WHAT IS EXPECTED: Return each line holding the string "text".
· · · · · · ·
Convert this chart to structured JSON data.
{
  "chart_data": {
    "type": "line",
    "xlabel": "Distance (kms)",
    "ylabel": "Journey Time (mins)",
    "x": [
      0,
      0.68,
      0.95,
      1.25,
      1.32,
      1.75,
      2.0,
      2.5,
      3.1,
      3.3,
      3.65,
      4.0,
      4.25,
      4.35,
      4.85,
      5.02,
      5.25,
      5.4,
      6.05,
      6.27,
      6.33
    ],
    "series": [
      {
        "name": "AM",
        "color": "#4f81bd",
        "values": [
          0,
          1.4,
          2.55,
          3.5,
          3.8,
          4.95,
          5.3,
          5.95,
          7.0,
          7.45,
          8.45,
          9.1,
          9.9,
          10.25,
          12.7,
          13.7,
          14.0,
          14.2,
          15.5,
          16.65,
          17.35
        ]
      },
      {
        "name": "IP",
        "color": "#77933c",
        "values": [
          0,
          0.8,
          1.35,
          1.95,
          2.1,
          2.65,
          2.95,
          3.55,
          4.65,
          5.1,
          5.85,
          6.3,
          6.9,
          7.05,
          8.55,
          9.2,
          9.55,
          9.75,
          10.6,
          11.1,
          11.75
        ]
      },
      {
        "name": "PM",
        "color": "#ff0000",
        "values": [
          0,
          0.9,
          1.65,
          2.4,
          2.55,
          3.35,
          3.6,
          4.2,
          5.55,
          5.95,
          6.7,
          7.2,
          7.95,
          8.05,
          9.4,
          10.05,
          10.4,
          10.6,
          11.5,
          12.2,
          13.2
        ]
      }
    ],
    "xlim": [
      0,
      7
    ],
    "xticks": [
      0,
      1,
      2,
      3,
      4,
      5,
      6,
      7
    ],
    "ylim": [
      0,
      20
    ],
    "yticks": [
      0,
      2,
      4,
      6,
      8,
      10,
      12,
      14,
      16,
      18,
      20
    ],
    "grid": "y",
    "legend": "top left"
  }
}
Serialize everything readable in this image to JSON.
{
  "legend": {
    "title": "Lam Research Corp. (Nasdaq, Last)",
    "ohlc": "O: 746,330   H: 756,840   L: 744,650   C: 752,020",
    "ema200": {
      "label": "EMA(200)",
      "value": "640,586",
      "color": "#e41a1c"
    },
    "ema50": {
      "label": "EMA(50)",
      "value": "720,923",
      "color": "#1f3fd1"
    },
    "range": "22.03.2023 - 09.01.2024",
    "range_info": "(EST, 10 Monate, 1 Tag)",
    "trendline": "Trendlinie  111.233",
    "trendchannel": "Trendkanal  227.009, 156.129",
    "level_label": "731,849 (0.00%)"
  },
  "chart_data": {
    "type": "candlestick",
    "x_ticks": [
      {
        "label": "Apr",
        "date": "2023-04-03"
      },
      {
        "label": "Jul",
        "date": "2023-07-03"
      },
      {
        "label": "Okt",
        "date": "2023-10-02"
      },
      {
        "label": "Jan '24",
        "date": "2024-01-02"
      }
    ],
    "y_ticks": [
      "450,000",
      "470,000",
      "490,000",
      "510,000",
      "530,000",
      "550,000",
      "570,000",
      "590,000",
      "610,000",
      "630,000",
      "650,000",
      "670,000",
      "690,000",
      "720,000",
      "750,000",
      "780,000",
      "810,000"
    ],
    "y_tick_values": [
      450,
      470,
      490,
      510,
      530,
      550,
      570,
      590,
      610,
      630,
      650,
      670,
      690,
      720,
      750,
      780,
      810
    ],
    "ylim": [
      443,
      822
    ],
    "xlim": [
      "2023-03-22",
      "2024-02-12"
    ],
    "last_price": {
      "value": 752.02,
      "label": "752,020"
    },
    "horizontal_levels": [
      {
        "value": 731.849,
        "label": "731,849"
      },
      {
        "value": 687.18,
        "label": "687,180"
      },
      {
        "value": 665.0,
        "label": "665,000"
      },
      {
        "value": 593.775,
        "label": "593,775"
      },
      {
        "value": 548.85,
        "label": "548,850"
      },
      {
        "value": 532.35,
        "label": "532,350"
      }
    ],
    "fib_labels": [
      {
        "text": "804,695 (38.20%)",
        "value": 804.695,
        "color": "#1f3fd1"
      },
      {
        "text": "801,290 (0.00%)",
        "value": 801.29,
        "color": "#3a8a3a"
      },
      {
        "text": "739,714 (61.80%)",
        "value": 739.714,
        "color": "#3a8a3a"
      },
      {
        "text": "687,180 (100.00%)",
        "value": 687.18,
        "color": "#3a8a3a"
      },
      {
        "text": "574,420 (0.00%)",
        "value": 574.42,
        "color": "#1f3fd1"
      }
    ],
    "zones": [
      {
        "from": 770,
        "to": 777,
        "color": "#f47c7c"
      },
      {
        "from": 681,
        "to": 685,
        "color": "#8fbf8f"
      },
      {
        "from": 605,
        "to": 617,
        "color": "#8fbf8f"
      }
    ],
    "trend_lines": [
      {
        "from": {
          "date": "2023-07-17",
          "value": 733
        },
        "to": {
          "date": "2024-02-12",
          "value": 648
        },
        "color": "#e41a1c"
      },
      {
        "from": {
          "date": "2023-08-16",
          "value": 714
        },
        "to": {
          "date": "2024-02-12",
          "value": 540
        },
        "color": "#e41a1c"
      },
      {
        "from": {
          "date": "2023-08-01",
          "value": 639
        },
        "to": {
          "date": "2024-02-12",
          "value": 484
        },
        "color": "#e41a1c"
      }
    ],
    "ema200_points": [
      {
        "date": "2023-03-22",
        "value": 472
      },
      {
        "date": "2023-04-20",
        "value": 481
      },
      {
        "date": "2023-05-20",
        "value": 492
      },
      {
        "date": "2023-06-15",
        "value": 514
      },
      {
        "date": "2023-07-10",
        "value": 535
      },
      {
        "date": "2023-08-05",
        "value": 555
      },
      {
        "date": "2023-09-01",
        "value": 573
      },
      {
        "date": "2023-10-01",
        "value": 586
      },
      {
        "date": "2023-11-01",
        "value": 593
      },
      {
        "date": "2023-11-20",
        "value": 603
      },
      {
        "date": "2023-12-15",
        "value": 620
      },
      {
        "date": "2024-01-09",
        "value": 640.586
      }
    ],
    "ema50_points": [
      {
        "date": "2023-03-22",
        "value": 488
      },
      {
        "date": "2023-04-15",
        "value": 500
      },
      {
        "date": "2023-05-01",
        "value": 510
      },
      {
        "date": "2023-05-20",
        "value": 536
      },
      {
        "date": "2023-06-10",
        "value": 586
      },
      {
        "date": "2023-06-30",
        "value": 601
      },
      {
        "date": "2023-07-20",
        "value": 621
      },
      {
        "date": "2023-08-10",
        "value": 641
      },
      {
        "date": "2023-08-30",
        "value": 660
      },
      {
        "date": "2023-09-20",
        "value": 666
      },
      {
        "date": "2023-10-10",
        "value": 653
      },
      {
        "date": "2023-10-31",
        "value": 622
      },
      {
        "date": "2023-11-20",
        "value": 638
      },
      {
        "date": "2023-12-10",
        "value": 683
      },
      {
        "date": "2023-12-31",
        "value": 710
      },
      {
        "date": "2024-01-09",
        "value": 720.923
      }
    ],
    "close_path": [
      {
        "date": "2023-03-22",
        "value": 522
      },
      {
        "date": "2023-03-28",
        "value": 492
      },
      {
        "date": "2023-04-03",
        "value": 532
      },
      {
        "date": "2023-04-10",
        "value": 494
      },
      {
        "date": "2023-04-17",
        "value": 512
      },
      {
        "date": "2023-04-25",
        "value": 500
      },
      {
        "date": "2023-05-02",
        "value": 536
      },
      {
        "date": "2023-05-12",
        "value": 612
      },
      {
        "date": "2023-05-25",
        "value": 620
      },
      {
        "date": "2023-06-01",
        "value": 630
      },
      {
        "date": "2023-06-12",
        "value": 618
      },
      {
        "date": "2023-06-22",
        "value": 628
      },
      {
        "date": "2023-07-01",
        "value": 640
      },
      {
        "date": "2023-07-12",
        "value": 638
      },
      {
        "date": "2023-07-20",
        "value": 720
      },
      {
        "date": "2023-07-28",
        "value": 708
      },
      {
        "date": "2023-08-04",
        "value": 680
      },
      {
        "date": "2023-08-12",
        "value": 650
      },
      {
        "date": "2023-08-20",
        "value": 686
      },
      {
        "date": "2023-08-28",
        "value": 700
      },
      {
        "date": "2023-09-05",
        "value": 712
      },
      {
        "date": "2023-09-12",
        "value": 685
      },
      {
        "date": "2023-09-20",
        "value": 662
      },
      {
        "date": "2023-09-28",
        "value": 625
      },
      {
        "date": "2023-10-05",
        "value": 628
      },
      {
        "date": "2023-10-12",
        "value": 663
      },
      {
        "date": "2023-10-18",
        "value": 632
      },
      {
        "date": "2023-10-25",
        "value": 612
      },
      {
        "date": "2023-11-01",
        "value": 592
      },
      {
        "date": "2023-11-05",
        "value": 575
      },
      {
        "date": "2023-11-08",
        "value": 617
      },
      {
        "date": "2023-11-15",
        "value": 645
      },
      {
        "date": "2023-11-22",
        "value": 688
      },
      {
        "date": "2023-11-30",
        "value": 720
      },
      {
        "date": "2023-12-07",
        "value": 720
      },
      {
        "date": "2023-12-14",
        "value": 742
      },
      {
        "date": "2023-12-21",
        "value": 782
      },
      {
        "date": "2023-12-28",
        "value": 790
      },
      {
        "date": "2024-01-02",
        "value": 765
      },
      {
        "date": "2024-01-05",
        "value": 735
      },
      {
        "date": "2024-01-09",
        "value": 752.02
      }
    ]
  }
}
· · · · · · ·
COMPLETE ANSWER:
        "text": "804,695 (38.20%)",
        "text": "801,290 (0.00%)",
        "text": "739,714 (61.80%)",
        "text": "687,180 (100.00%)",
        "text": "574,420 (0.00%)",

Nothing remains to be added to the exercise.